__Your instructions__.
Below are some entries; report how many of their lines contain the word "right", giving nothing besides the number.

[[ Data shown open ]]

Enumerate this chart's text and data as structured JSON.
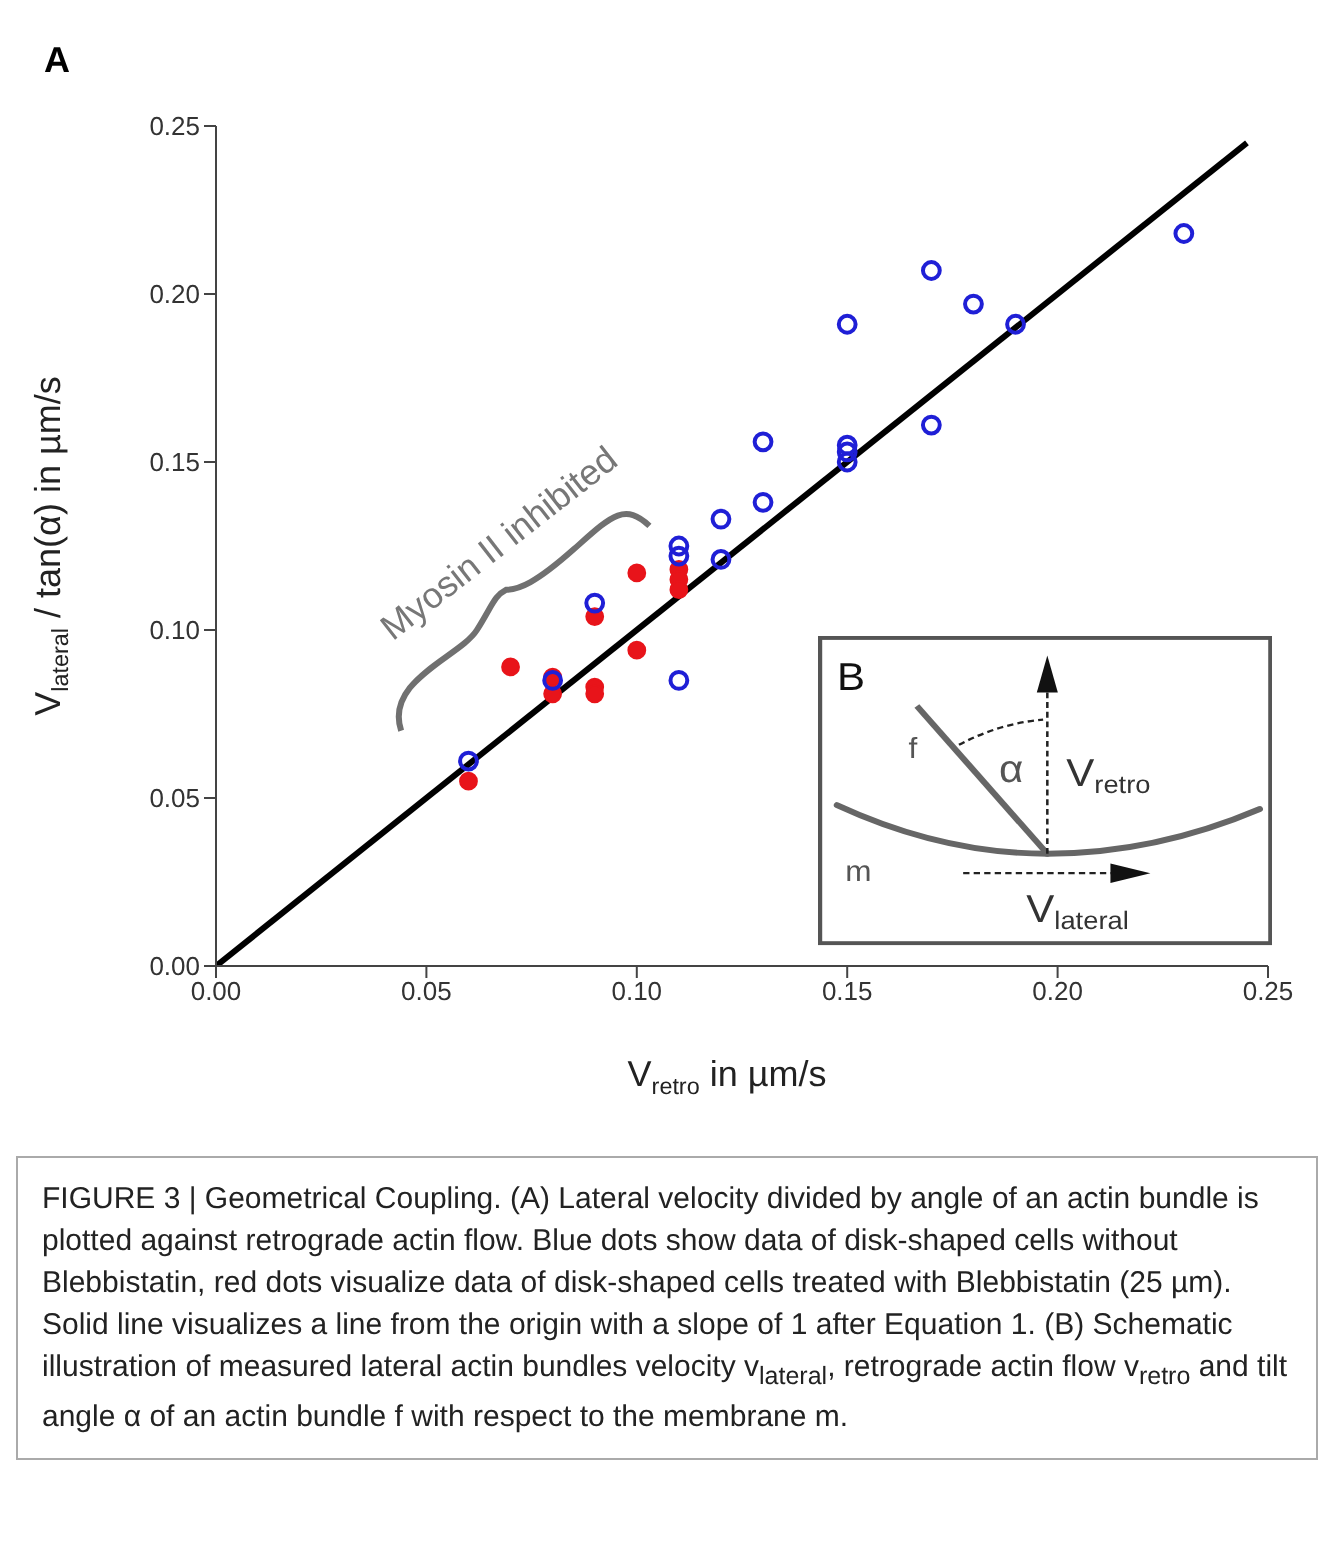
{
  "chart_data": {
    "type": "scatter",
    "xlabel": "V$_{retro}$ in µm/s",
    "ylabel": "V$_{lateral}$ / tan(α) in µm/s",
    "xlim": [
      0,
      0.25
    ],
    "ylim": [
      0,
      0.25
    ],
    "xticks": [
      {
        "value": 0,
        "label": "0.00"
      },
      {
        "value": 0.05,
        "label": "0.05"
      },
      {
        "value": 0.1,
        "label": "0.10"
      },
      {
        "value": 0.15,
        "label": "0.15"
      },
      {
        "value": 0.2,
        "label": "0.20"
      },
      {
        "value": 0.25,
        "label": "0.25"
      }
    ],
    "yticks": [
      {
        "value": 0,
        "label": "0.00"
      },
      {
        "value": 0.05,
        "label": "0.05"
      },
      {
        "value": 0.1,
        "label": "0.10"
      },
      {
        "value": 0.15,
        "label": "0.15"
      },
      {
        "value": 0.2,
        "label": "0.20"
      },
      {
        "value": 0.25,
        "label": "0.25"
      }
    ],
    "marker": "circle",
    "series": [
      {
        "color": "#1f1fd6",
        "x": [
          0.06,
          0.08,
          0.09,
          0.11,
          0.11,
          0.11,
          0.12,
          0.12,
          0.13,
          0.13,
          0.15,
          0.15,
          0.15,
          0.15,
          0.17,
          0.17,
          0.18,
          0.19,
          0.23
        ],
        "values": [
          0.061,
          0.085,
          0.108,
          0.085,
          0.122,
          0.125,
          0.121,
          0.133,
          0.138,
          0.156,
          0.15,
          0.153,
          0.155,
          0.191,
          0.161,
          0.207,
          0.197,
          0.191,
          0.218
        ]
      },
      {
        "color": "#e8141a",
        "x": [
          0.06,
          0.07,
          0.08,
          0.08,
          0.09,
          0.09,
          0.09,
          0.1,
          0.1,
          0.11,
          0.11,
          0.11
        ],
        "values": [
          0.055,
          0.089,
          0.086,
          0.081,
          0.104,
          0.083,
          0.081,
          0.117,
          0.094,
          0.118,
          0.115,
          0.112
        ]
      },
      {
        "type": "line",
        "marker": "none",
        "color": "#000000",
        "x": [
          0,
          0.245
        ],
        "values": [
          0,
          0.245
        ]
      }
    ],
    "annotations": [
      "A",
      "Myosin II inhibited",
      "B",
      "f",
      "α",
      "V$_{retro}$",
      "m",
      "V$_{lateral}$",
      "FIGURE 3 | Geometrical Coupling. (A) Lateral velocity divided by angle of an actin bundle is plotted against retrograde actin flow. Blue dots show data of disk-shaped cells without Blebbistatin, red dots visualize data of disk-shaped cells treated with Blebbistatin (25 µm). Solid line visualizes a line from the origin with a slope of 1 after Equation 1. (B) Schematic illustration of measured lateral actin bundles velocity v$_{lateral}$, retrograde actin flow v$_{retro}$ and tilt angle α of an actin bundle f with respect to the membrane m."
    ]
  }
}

[[ Data shown closed ]]
[[ Data shown open ]]

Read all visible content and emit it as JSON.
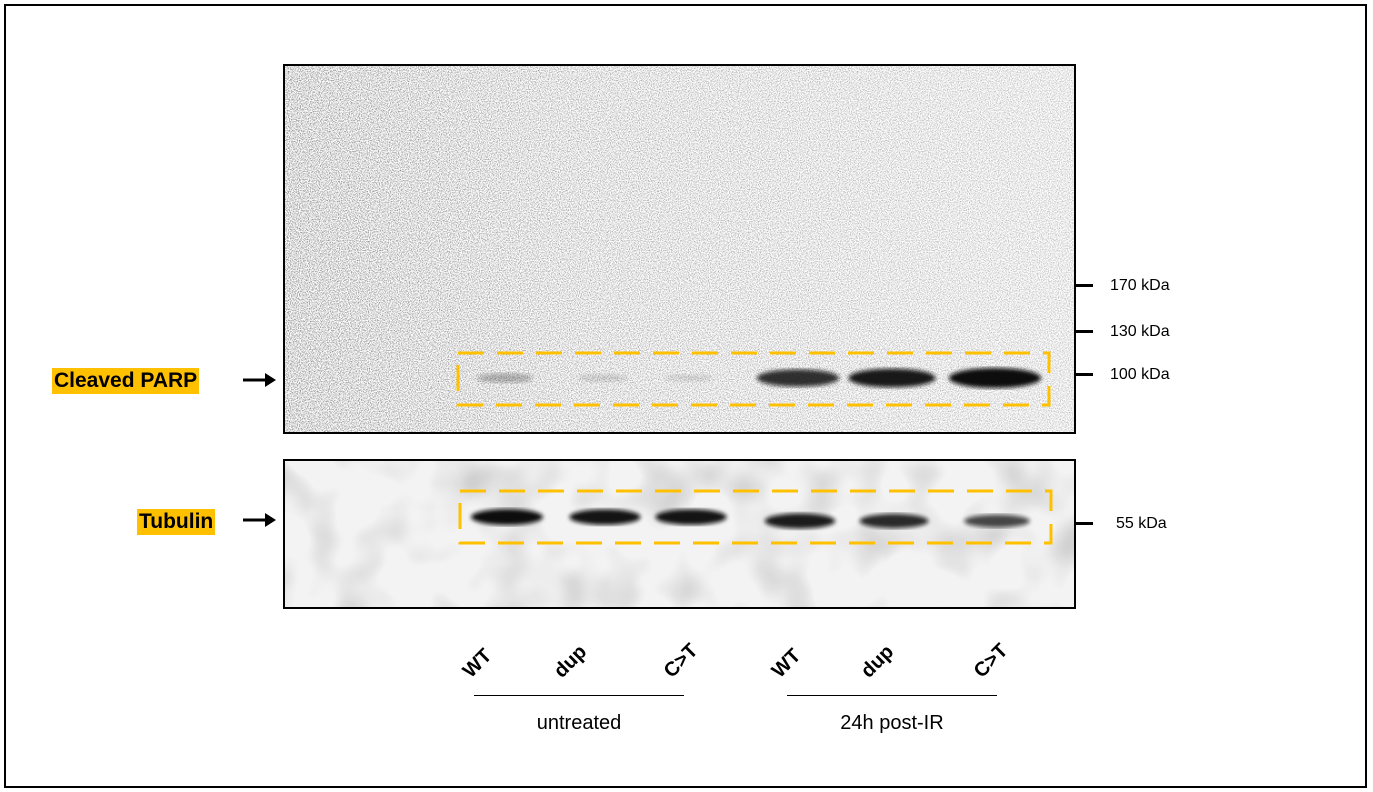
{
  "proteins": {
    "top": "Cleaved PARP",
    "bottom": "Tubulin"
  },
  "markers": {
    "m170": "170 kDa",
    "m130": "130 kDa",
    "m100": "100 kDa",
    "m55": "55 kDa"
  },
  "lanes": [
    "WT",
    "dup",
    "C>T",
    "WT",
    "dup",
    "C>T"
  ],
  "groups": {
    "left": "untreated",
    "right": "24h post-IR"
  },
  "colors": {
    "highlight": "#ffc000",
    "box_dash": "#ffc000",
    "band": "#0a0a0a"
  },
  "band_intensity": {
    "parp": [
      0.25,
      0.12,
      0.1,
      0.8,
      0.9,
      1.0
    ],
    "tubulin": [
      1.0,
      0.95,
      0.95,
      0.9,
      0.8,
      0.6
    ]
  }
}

[[ Data shown closed ]]
[[ Data shown open ]]

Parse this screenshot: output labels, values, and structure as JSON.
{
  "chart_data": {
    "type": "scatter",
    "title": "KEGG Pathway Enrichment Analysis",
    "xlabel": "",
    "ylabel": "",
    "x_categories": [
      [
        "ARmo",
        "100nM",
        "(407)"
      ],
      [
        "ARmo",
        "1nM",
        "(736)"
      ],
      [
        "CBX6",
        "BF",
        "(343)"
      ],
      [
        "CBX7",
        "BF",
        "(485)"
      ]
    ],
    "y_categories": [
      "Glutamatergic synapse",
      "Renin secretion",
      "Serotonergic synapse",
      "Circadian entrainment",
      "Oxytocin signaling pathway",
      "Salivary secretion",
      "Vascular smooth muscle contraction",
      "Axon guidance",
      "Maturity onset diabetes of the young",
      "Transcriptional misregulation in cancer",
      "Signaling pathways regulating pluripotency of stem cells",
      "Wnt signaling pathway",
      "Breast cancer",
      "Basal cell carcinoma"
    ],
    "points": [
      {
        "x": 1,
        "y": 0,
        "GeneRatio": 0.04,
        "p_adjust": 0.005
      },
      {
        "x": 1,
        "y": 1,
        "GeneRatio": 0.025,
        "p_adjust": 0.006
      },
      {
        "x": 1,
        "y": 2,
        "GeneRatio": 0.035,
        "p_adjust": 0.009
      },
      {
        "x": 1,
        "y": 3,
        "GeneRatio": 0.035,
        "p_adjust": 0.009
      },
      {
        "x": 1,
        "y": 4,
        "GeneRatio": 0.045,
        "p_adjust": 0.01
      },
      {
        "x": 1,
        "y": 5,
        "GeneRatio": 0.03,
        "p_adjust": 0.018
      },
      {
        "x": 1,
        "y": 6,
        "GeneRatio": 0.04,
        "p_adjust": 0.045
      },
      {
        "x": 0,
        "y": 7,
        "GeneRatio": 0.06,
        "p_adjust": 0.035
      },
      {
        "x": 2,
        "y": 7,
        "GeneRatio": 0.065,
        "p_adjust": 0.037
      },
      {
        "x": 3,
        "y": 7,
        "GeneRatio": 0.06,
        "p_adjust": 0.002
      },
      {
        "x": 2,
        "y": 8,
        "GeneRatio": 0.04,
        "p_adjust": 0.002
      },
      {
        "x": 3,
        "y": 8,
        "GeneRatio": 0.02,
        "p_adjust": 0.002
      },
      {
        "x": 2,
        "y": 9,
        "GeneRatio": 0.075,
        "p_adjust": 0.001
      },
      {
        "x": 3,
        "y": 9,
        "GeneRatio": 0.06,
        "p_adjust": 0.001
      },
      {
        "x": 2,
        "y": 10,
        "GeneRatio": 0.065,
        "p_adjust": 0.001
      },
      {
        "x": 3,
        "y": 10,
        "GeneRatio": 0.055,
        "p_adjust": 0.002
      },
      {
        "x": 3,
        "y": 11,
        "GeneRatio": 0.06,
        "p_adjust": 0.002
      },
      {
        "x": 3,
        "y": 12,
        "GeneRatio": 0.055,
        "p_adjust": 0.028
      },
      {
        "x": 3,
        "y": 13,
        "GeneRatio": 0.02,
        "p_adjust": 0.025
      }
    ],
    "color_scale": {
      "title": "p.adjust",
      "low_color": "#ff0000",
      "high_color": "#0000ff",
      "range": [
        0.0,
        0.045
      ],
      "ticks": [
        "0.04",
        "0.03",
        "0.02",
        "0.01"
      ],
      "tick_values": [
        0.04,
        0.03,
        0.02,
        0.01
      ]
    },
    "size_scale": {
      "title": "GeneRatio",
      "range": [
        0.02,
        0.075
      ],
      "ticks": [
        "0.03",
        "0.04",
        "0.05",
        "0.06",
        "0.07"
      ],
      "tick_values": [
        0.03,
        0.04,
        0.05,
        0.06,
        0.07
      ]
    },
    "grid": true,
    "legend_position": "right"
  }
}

[[ Data shown closed ]]

__Exercise result__.
2